* Written problem: Search the material and gather each line with "モトケン" in it.
━━━ The data ━━━
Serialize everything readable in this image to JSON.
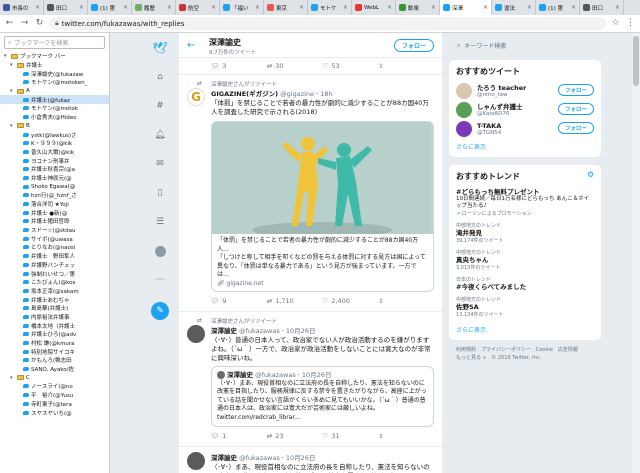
{
  "browser": {
    "tabs": [
      {
        "label": "市長の",
        "color": "#3b5998"
      },
      {
        "label": "田口",
        "color": "#555"
      },
      {
        "label": "(1) 第",
        "color": "#1da1f2"
      },
      {
        "label": "履歴",
        "color": "#7a6"
      },
      {
        "label": "航空",
        "color": "#c33"
      },
      {
        "label": "「福い",
        "color": "#1da1f2"
      },
      {
        "label": "東京",
        "color": "#e55"
      },
      {
        "label": "モトケ",
        "color": "#1da1f2"
      },
      {
        "label": "WebL",
        "color": "#e33"
      },
      {
        "label": "歓楽",
        "color": "#393"
      },
      {
        "label": "深澤",
        "color": "#1da1f2",
        "active": true
      },
      {
        "label": "違法",
        "color": "#1da1f2"
      },
      {
        "label": "(1) 第",
        "color": "#1da1f2"
      },
      {
        "label": "田口",
        "color": "#555"
      }
    ],
    "url": "twitter.com/fukazawas/with_replies"
  },
  "bookmarks": {
    "search_placeholder": "ブックマークを検索",
    "items": [
      {
        "label": "ブックマーク バー",
        "type": "folder",
        "indent": 1
      },
      {
        "label": "弁護士",
        "type": "folder",
        "indent": 2
      },
      {
        "label": "深澤諭史(@fukazaw",
        "type": "tw",
        "indent": 3
      },
      {
        "label": "モトケン(@motoken_",
        "type": "tw",
        "indent": 3
      },
      {
        "label": "A",
        "type": "folder",
        "indent": 2
      },
      {
        "label": "弁護士(@fukaz",
        "type": "tw",
        "indent": 3,
        "selected": true
      },
      {
        "label": "モトケン(@motok",
        "type": "tw",
        "indent": 3
      },
      {
        "label": "小倉秀夫(@Hideo",
        "type": "tw",
        "indent": 3
      },
      {
        "label": "B",
        "type": "folder",
        "indent": 2
      },
      {
        "label": "ystk(@lawkus)さ",
        "type": "tw",
        "indent": 3
      },
      {
        "label": "K・９９９(@kik",
        "type": "tw",
        "indent": 3
      },
      {
        "label": "普久山大爾(@kik",
        "type": "tw",
        "indent": 3
      },
      {
        "label": "ヨコナン刑事弁",
        "type": "tw",
        "indent": 3
      },
      {
        "label": "弁護士秋喜宗(@a",
        "type": "tw",
        "indent": 3
      },
      {
        "label": "弁護士神原元(@",
        "type": "tw",
        "indent": 3
      },
      {
        "label": "Shoko Egawa(@",
        "type": "tw",
        "indent": 3
      },
      {
        "label": "hzn行(@_hznf_さ",
        "type": "tw",
        "indent": 3
      },
      {
        "label": "落合洋司 ★Yoji",
        "type": "tw",
        "indent": 3
      },
      {
        "label": "弁護士 ●新(@",
        "type": "tw",
        "indent": 3
      },
      {
        "label": "弁護士猪田哲郎",
        "type": "tw",
        "indent": 3
      },
      {
        "label": "スドー☆(@stdau",
        "type": "tw",
        "indent": 3
      },
      {
        "label": "サイボ(@uwasa",
        "type": "tw",
        "indent": 3
      },
      {
        "label": "とりなお(@naosi",
        "type": "tw",
        "indent": 3
      },
      {
        "label": "弁護士　野田隼人",
        "type": "tw",
        "indent": 3
      },
      {
        "label": "弁護野バンチェッ",
        "type": "tw",
        "indent": 3
      },
      {
        "label": "強制わいせつ／第",
        "type": "tw",
        "indent": 3
      },
      {
        "label": "こたびょん(@kos",
        "type": "tw",
        "indent": 3
      },
      {
        "label": "坂本正幸(@sakam",
        "type": "tw",
        "indent": 3
      },
      {
        "label": "弁護士あむぢゃ",
        "type": "tw",
        "indent": 3
      },
      {
        "label": "島島華(弁護士)",
        "type": "tw",
        "indent": 3
      },
      {
        "label": "内原裕法弁護事",
        "type": "tw",
        "indent": 3
      },
      {
        "label": "橋本太地（弁護士",
        "type": "tw",
        "indent": 3
      },
      {
        "label": "弁護士ひろ(@adv",
        "type": "tw",
        "indent": 3
      },
      {
        "label": "村松 謙(@kmura",
        "type": "tw",
        "indent": 3
      },
      {
        "label": "特別地院サイコキ",
        "type": "tw",
        "indent": 3
      },
      {
        "label": "かもんろ(鴨志田",
        "type": "tw",
        "indent": 3
      },
      {
        "label": "SANO, Ayako/佐",
        "type": "tw",
        "indent": 3
      },
      {
        "label": "C",
        "type": "folder",
        "indent": 2
      },
      {
        "label": "ノースライ(@no",
        "type": "tw",
        "indent": 3
      },
      {
        "label": "平　裕介(@Yusu",
        "type": "tw",
        "indent": 3
      },
      {
        "label": "寺町東子(@tera",
        "type": "tw",
        "indent": 3
      },
      {
        "label": "スヤスヤいち(@",
        "type": "tw",
        "indent": 3
      }
    ]
  },
  "leftnav": {
    "icons": [
      "twitter-logo-icon",
      "home-icon",
      "hashtag-icon",
      "bell-icon",
      "mail-icon",
      "bookmark-icon",
      "list-icon",
      "profile-icon",
      "more-icon",
      "compose-icon"
    ]
  },
  "timeline": {
    "name": "深澤諭史",
    "tweet_count": "9.7万件のツイート",
    "follow_label": "フォロー",
    "top_actions": {
      "reply": "3",
      "retweet": "30",
      "like": "53"
    },
    "tweets": [
      {
        "retweet_note": "深澤諭史さんがリツイート",
        "author": "GIGAZINE(ギガジン)",
        "handle": "@gigazine",
        "time": "18h",
        "text": "「体罰」を禁じることで若者の暴力性が劇的に減少することが88カ国40万人を調査した研究で示される(2018)",
        "card_title": "「体罰」を禁じることで若者の暴力性が劇的に減少することが88カ国40万人…",
        "card_desc": "「しつけと称して相手を叩くなどの罰を与える体罰に対する見方は国によって異なり、「体罰は単なる暴力である」という見方が強まっています。一方では…",
        "card_url": "gigazine.net",
        "reply": "9",
        "retweet": "1,710",
        "like": "2,400"
      },
      {
        "retweet_note": "深澤諭史さんがリツイート",
        "author": "深澤諭史",
        "handle": "@fukazawas",
        "time": "10月26日",
        "text": "（･∀･）普通の日本人って、政治家でない人が政治活動するのを嫌がりますよね。（´ω｀）一方で、政治家が政治活動をしないことには寛大なのが非常に興味深いね。",
        "quote_author": "深澤諭史",
        "quote_handle": "@fukazawas",
        "quote_time": "10月26日",
        "quote_text": "（･∀･）まあ、現役首相なのに立法府の長を自称したり、憲法を知らないのに改憲を目指したり、服務規律に反する禁令を置きたがりながら、高座に上がっている話を聞かせない言語がくらい多めに見てもいいかな。（´ω｀）普通の普通の日本人は、政治家には寛大だが芸術家には厳しいよね。",
        "quote_url": "twitter.com/redcrab_librar…",
        "reply": "1",
        "retweet": "23",
        "like": "31"
      },
      {
        "author": "深澤諭史",
        "handle": "@fukazawas",
        "time": "10月26日",
        "text": "（･∀･）まあ、現役首相なのに立法府の長を自称したり、憲法を知らないのに改憲を目指したり、服務規律に反する禁令を置きたがりながら"
      }
    ]
  },
  "right": {
    "search_placeholder": "キーワード検索",
    "recommend_title": "おすすめツイート",
    "follow_label": "フォロー",
    "users": [
      {
        "name": "たろう teacher",
        "handle": "@nmo_taw",
        "color": "#d8c7b0"
      },
      {
        "name": "しゃんず弁護士",
        "handle": "@KatsAD76",
        "color": "#5a9e58"
      },
      {
        "name": "T-TAKA",
        "handle": "@TGN54",
        "color": "#7a3ab8"
      }
    ],
    "more_label": "さらに表示",
    "trends_title": "おすすめトレンド",
    "trends": [
      {
        "name": "#どらもっち無料プレゼント",
        "desc": "10日間連続／毎日1万名様にどらもっち あんこ＆ホイップ当たる♪",
        "promo": "ローソンによるプロモーション"
      },
      {
        "cat": "中部地方のトレンド",
        "name": "滝井発見",
        "count": "39,174件のツイート"
      },
      {
        "cat": "中部地方のトレンド",
        "name": "真央ちゃん",
        "count": "3,013件のツイート"
      },
      {
        "cat": "日本のトレンド",
        "name": "#今夜くらべてみました"
      },
      {
        "cat": "中部地方のトレンド",
        "name": "佐野SA",
        "count": "13,134件のツイート"
      }
    ],
    "trends_more": "さらに表示",
    "footer": [
      "利用規約",
      "プライバシーポリシー",
      "Cookie",
      "広告情報",
      "もっと見る ∨",
      "© 2019 Twitter, Inc."
    ]
  }
}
━━━
* Final answer:
        "label": "モトケン(@motoken_",
        "label": "モトケン(@motok",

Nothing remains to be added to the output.